**Records supplied**.
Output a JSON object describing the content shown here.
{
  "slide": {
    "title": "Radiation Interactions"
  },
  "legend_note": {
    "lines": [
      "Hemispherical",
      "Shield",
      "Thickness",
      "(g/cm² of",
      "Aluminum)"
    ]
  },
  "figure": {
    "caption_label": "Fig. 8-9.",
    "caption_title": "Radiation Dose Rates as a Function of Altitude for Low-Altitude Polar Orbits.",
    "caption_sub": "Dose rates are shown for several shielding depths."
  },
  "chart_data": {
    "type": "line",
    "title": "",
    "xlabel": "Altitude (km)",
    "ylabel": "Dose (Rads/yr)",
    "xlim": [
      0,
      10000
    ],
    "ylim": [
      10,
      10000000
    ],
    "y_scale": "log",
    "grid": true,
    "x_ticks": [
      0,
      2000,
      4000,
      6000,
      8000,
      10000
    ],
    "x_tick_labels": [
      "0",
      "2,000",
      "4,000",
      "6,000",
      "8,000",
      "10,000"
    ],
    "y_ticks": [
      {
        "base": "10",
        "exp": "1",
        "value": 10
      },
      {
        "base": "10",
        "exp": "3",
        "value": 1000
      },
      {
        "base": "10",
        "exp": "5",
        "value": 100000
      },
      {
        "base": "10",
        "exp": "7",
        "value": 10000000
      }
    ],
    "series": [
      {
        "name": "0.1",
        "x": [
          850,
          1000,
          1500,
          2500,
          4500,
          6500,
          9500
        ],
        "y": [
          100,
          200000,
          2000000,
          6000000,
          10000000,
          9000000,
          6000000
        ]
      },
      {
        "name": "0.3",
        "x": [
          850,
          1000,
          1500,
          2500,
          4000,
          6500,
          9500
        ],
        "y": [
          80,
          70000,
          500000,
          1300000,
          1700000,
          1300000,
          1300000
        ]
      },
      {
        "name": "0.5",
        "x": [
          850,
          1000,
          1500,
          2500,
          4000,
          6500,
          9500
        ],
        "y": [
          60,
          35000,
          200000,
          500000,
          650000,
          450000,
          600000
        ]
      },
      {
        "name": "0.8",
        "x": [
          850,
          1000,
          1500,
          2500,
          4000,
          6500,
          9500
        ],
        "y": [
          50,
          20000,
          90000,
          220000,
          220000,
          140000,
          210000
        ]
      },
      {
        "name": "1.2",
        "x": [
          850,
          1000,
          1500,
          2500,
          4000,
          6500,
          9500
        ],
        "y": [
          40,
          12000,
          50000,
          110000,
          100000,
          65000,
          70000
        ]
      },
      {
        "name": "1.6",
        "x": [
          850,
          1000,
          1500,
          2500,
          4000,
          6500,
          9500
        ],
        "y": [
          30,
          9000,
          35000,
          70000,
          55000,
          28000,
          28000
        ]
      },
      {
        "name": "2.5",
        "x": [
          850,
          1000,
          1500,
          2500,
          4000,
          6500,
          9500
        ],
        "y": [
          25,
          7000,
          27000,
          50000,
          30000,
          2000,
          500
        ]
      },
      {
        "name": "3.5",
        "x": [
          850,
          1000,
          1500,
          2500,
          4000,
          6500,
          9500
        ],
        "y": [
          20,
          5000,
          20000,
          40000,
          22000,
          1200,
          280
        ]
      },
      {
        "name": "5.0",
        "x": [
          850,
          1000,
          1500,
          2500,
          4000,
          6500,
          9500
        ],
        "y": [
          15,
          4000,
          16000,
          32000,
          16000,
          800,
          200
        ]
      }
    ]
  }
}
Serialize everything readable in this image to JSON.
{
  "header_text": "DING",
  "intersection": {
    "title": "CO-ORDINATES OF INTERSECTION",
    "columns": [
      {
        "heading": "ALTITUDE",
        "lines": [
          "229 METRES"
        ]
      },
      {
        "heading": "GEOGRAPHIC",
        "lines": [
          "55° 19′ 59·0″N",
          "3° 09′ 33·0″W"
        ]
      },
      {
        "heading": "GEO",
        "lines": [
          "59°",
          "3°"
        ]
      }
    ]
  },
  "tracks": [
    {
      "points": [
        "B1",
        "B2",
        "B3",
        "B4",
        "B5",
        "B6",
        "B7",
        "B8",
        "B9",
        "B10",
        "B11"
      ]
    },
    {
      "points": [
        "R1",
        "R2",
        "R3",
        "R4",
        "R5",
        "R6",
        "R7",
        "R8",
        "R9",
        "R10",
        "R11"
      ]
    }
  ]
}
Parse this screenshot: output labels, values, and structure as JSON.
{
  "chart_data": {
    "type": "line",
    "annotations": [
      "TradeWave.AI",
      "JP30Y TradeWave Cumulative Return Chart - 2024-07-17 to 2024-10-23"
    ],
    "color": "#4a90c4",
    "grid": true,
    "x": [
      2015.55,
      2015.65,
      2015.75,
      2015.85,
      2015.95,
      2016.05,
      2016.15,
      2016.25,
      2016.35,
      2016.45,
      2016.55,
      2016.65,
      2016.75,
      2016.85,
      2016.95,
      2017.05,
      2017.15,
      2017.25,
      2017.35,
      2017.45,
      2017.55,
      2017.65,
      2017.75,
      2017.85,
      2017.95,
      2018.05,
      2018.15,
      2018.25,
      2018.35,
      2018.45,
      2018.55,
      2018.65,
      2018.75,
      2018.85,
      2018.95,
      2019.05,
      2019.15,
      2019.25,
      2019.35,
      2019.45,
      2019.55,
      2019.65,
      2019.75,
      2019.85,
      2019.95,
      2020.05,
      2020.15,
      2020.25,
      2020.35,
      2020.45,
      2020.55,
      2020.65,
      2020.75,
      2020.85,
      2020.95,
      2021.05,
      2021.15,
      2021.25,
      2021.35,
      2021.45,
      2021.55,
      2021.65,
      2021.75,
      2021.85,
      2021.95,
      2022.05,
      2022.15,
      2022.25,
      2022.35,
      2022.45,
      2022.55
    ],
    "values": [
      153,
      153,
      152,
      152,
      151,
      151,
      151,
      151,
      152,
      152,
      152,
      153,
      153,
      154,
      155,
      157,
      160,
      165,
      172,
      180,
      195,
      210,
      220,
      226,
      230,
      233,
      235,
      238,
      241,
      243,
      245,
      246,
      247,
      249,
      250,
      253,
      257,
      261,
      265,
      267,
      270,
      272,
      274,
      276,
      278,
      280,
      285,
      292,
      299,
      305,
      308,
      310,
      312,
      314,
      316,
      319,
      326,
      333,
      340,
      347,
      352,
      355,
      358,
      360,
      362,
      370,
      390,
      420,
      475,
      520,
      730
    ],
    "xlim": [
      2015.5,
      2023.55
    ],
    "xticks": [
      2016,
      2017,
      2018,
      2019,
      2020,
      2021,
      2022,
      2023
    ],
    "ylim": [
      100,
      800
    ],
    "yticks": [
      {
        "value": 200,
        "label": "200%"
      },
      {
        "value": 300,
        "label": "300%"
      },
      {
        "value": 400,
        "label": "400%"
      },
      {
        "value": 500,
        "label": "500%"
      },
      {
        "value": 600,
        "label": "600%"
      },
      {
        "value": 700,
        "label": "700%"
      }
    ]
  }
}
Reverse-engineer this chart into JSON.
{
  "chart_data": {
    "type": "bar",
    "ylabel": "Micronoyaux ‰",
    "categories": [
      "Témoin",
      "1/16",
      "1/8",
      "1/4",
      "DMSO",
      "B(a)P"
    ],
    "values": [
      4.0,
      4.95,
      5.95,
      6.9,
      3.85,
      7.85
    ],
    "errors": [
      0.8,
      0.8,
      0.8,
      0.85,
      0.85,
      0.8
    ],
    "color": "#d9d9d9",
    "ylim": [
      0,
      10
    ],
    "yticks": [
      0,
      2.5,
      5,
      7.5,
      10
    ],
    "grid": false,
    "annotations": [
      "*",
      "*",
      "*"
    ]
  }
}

**What you need to do**. Make an exact copy of every line from the one with "Reverse-engineer this chart into JSON." to the end of the data, with the first and last of those lines included.

**Response**.
Reverse-engineer this chart into JSON.
{
  "chart_data": {
    "type": "bar",
    "ylabel": "Micronoyaux ‰",
    "categories": [
      "Témoin",
      "1/16",
      "1/8",
      "1/4",
      "DMSO",
      "B(a)P"
    ],
    "values": [
      4.0,
      4.95,
      5.95,
      6.9,
      3.85,
      7.85
    ],
    "errors": [
      0.8,
      0.8,
      0.8,
      0.85,
      0.85,
      0.8
    ],
    "color": "#d9d9d9",
    "ylim": [
      0,
      10
    ],
    "yticks": [
      0,
      2.5,
      5,
      7.5,
      10
    ],
    "grid": false,
    "annotations": [
      "*",
      "*",
      "*"
    ]
  }
}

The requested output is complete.